Go through the material below and copy each line where the word "déplacer" appears.
Start
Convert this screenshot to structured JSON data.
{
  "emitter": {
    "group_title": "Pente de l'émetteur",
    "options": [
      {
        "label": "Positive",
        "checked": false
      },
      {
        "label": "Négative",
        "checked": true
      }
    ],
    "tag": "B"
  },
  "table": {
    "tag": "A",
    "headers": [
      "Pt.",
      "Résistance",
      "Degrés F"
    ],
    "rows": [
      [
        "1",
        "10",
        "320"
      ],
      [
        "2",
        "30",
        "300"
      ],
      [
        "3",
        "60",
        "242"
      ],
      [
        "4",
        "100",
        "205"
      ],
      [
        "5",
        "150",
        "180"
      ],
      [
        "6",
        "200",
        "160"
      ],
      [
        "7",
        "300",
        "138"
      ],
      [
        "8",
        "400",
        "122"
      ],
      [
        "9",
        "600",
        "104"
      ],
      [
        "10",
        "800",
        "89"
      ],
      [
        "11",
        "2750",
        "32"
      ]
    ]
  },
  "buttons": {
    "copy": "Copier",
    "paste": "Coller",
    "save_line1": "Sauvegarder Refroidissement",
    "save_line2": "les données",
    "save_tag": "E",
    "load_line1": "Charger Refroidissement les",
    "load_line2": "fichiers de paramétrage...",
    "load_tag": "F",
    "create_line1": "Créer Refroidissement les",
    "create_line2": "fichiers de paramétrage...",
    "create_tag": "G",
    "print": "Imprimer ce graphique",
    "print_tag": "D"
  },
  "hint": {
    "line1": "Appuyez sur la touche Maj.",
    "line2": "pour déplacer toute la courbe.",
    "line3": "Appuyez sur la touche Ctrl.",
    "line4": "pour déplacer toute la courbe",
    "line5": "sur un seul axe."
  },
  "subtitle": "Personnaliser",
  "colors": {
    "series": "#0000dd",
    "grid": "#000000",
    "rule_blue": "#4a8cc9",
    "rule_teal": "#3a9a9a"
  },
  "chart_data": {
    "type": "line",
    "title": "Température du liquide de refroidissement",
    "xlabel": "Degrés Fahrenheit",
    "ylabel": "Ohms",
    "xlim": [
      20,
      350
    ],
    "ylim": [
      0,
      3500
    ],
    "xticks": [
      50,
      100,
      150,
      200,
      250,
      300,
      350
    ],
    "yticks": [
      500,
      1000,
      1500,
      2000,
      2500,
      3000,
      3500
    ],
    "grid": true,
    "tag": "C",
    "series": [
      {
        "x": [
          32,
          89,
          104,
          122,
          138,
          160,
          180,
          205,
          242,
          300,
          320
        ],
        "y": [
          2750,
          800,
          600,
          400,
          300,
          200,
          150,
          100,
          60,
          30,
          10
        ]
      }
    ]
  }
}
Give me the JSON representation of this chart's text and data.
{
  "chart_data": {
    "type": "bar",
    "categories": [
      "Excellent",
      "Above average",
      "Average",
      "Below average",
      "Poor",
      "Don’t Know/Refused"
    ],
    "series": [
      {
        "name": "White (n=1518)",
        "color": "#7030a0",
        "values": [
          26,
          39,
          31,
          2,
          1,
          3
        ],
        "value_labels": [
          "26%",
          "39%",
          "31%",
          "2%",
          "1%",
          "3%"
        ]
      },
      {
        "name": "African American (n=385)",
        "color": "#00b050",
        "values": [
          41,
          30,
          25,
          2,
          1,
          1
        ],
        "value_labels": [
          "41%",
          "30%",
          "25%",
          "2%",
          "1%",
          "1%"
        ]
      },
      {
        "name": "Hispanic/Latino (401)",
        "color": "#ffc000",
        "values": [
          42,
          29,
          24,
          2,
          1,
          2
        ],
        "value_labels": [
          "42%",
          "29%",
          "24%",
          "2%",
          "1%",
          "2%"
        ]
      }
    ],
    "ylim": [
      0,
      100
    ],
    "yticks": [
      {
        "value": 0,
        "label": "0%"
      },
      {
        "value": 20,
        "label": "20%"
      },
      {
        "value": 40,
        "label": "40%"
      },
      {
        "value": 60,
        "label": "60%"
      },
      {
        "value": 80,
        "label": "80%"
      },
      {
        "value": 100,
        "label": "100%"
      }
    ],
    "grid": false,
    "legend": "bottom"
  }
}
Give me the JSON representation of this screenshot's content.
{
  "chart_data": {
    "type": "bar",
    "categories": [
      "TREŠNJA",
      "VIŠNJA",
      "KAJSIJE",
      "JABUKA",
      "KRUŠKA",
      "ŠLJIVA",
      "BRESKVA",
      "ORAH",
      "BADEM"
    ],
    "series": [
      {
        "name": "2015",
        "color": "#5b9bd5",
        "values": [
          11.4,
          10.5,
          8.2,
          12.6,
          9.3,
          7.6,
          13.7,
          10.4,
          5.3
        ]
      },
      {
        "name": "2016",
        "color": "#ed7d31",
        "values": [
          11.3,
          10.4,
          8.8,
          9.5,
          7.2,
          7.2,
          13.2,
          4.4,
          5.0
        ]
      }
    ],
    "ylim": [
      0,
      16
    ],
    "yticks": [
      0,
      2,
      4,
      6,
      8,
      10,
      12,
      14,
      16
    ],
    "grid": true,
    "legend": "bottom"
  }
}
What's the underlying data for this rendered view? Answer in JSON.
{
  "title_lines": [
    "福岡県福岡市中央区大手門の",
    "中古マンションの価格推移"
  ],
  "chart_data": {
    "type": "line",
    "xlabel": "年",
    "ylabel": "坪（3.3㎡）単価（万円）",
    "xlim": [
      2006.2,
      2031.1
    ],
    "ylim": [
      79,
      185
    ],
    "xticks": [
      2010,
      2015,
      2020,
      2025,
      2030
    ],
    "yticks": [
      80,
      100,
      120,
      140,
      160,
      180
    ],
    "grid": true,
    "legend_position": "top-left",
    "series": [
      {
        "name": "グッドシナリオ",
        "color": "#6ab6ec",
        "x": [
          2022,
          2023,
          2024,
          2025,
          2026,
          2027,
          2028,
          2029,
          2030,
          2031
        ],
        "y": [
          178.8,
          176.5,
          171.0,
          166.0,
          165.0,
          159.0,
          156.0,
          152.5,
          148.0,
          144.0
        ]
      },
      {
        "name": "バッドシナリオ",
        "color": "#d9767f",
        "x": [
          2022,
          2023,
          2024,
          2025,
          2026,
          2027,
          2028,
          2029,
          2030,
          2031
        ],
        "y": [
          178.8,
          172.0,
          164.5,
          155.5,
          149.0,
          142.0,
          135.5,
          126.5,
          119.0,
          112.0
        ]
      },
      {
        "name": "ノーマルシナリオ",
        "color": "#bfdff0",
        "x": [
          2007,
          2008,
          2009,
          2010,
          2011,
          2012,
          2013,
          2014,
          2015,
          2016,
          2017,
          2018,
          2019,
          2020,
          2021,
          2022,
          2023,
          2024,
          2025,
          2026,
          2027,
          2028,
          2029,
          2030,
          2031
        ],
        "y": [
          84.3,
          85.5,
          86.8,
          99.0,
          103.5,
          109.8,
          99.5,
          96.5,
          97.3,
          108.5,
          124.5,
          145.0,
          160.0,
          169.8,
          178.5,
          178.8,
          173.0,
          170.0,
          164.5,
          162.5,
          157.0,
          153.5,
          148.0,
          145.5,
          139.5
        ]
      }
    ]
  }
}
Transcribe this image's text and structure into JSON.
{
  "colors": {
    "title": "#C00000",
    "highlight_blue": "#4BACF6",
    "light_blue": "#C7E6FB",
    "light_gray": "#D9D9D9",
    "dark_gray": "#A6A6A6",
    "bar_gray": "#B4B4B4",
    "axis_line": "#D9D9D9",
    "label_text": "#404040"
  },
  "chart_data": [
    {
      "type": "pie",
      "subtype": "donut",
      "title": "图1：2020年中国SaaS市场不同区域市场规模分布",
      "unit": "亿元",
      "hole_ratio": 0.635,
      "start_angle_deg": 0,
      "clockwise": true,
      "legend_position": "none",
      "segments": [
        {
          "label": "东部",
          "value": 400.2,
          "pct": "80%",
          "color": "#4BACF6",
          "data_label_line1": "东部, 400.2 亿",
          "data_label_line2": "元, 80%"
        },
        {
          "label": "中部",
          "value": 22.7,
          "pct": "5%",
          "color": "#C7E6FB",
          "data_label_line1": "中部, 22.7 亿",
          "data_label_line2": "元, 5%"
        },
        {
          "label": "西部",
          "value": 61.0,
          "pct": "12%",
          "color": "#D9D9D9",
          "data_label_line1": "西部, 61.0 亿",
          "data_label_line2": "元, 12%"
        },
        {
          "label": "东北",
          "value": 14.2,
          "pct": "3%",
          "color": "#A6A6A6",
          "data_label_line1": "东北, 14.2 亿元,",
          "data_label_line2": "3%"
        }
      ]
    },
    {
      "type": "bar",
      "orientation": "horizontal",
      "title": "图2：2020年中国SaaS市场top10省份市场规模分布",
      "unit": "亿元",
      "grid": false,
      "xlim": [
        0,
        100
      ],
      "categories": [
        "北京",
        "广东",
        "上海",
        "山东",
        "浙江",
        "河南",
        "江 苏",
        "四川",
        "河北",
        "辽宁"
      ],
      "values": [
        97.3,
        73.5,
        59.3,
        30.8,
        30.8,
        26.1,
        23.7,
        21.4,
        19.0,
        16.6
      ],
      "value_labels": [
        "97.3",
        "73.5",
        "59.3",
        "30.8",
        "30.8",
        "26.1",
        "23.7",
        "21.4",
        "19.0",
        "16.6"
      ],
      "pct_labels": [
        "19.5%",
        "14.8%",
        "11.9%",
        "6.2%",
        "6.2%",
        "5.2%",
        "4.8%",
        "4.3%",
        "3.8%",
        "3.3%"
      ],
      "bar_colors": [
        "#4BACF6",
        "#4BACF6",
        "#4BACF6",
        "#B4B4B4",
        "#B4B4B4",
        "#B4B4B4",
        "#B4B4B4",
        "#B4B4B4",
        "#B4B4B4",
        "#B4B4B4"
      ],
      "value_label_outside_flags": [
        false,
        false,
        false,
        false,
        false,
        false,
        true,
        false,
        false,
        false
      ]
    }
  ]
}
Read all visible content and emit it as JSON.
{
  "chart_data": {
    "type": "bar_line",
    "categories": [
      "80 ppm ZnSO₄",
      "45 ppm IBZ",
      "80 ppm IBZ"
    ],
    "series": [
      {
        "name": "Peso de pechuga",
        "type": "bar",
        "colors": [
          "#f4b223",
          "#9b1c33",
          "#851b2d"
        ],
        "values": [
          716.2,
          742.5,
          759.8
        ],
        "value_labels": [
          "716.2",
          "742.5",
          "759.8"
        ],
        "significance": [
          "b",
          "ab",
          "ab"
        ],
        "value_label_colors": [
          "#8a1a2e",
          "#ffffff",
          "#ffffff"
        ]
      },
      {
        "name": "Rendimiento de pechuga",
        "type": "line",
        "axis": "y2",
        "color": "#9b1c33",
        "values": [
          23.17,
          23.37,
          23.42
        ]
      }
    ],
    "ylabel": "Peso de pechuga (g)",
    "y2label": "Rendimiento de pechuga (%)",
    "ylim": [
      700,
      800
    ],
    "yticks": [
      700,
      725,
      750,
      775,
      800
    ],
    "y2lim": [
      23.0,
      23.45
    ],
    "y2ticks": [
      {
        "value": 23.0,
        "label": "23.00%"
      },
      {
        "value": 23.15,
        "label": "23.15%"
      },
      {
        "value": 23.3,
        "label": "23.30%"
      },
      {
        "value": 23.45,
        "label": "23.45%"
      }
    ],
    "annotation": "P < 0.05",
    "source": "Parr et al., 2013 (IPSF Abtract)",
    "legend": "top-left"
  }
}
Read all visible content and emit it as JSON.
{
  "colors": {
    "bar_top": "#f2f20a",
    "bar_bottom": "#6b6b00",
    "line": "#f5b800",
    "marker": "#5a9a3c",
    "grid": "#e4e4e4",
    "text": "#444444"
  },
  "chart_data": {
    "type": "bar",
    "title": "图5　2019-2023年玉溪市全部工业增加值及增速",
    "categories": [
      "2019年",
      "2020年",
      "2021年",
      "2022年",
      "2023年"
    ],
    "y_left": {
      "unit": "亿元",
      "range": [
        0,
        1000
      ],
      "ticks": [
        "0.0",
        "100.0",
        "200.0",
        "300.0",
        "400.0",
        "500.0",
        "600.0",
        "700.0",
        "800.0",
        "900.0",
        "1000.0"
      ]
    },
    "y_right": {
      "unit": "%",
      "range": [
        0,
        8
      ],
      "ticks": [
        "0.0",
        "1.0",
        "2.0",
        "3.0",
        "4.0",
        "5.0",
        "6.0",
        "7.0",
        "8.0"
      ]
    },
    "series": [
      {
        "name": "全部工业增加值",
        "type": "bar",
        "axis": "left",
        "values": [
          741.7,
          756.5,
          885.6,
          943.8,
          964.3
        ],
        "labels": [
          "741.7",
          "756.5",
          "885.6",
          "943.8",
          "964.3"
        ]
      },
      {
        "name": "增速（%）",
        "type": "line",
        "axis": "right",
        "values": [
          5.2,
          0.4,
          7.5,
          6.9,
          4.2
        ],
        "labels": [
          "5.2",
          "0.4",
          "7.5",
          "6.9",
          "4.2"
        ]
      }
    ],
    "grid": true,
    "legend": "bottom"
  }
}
End
ANSWER TO THE EXERCISE:
    "line2": "pour déplacer toute la courbe.",
    "line4": "pour déplacer toute la courbe",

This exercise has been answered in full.